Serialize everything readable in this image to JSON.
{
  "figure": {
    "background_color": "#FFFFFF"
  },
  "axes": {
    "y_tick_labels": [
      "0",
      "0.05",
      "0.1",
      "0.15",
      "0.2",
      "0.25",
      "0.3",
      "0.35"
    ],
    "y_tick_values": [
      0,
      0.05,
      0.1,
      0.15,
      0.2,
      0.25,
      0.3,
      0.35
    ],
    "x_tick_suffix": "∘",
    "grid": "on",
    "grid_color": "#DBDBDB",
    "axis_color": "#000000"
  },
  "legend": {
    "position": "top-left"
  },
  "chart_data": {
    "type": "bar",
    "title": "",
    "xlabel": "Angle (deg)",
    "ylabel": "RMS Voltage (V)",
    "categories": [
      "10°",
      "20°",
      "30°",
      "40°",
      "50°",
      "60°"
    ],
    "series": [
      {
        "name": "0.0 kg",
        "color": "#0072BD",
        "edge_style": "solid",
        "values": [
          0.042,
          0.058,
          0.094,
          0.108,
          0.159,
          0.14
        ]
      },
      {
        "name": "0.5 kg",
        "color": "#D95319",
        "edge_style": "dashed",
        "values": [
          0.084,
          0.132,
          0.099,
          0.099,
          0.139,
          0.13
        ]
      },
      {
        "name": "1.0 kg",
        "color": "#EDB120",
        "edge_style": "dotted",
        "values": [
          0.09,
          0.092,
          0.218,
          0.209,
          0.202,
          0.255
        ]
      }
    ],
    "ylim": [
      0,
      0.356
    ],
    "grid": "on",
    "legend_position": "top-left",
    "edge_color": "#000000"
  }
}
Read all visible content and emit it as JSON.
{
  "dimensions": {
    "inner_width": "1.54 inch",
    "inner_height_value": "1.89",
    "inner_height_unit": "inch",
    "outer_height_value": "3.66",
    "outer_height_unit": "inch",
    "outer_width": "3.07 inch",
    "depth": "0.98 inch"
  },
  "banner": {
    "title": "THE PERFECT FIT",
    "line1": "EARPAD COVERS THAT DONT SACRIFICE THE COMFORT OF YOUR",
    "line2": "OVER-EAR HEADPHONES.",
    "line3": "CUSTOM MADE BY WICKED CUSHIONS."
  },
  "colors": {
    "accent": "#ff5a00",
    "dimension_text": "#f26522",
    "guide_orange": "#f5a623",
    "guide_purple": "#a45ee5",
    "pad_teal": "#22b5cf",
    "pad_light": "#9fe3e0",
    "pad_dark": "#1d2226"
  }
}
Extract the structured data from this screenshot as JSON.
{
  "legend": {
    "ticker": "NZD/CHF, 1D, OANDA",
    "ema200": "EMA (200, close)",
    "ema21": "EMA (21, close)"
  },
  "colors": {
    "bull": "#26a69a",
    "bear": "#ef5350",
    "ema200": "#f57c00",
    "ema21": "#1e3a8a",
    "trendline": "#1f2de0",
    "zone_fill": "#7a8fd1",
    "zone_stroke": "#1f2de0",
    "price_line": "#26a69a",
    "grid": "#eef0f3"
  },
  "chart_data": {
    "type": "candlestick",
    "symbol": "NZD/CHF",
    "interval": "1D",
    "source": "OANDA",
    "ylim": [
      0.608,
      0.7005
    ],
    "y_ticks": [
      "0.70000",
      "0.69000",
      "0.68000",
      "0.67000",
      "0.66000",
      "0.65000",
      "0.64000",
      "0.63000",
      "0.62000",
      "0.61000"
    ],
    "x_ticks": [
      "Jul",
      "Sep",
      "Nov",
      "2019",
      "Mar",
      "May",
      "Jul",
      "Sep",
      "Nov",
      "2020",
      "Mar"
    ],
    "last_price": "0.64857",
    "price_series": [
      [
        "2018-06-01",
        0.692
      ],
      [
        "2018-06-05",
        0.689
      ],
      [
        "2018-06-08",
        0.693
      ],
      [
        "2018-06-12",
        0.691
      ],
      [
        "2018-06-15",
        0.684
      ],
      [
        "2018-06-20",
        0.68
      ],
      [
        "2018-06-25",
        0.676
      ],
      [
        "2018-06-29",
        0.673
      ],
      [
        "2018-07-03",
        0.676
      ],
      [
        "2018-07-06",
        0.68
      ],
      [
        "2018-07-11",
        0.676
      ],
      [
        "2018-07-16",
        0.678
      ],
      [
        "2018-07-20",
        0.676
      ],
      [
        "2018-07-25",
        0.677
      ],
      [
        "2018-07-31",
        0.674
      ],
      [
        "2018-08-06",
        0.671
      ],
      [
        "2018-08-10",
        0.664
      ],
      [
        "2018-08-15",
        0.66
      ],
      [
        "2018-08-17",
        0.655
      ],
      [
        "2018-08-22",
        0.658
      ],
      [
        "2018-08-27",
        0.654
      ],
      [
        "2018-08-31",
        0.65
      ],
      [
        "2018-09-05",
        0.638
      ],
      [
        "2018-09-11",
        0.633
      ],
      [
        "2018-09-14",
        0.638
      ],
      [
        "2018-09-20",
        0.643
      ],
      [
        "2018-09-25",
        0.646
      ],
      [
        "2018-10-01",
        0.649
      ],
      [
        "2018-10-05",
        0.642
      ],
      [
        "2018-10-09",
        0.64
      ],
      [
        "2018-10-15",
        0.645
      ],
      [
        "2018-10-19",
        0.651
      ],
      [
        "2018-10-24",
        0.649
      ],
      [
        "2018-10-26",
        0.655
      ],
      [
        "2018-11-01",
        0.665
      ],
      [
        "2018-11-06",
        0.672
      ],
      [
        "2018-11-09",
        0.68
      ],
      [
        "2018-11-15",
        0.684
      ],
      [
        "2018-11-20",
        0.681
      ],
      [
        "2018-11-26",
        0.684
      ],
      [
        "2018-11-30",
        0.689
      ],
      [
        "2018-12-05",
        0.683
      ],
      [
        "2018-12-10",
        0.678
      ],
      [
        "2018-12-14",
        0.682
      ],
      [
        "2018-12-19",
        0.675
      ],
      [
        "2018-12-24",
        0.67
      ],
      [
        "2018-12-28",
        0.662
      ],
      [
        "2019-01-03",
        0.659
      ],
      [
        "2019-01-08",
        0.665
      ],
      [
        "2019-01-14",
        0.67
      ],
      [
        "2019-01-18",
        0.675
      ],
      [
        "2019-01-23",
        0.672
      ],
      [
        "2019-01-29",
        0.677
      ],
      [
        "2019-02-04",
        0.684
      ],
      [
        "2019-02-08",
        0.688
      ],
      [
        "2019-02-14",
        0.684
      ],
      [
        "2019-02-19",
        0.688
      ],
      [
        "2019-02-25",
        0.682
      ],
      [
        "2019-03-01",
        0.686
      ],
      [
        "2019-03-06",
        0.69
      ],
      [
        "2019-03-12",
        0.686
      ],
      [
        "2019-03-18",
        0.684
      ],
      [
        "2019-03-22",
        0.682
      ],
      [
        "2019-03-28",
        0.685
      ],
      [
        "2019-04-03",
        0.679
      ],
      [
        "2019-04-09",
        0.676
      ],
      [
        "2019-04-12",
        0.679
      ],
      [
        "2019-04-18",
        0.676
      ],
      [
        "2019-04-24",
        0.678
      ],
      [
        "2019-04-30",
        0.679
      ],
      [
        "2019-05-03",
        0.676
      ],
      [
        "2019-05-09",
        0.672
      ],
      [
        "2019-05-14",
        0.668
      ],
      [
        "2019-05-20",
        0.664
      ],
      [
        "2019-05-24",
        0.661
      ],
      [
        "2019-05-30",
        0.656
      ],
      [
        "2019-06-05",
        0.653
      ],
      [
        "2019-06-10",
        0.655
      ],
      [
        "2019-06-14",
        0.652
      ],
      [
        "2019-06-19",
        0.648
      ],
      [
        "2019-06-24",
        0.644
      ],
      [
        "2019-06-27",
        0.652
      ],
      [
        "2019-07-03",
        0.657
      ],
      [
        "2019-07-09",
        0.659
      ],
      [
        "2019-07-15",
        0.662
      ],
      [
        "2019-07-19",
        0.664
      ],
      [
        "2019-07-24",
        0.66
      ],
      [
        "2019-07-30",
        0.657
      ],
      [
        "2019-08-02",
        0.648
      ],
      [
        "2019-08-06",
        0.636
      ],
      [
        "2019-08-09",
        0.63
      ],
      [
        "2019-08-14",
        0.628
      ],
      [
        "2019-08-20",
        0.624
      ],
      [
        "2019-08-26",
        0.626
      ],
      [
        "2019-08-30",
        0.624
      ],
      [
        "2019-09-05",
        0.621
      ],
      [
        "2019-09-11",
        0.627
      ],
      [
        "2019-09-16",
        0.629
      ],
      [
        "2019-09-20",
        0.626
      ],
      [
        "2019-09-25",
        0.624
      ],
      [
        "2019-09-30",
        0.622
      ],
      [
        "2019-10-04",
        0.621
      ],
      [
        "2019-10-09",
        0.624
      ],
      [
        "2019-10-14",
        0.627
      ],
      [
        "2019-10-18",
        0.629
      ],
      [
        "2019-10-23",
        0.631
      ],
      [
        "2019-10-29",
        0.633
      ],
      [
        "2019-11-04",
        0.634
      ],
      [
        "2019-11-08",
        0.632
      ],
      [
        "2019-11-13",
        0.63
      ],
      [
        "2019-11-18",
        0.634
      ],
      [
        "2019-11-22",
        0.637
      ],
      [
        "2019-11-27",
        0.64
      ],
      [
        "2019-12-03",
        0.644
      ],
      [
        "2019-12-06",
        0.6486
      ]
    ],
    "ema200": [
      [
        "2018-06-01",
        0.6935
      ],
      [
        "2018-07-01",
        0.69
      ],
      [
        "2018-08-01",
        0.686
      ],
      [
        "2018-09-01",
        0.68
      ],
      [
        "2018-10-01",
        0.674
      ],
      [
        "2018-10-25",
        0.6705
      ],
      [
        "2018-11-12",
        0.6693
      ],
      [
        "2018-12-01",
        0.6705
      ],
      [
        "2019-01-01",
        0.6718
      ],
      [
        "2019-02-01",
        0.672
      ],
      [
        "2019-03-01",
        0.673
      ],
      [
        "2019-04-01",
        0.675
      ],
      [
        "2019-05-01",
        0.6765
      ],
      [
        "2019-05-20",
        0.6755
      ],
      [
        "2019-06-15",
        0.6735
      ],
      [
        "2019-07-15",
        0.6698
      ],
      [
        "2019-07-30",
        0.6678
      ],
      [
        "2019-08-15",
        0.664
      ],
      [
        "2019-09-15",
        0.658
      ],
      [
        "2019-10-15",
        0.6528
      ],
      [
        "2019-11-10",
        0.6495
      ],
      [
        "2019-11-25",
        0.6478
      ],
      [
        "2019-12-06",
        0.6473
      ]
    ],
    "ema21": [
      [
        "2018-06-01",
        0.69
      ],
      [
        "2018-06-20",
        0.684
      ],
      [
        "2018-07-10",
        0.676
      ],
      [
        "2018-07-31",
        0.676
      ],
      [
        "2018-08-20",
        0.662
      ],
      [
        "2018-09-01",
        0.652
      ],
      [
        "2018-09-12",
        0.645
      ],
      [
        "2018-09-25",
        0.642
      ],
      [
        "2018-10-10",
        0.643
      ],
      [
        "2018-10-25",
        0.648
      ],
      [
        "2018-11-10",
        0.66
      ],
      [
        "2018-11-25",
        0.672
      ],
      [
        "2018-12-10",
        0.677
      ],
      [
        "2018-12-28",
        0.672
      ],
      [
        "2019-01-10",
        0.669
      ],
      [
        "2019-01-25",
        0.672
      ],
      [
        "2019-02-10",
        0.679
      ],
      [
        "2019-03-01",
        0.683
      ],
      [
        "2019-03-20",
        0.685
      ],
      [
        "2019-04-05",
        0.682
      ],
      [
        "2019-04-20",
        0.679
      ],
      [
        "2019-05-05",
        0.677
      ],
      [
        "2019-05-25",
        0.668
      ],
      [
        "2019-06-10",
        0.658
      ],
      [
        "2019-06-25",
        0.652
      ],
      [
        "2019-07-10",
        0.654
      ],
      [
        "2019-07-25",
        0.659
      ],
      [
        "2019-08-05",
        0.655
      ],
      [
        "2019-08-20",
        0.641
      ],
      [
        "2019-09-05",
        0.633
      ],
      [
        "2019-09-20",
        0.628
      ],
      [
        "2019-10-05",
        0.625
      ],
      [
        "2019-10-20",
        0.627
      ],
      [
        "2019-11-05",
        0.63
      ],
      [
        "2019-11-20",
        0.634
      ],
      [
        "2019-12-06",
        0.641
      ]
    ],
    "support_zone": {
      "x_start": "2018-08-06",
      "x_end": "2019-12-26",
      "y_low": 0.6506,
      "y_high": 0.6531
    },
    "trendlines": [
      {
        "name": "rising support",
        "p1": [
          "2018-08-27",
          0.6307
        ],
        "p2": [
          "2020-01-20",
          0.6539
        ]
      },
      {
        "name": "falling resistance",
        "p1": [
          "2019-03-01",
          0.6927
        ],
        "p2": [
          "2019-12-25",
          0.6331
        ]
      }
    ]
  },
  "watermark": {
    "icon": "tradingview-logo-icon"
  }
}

- - - - -

**Short problem:** In the material above, how many lines hold the word "this"? Say only the number.

**Full answer:** 2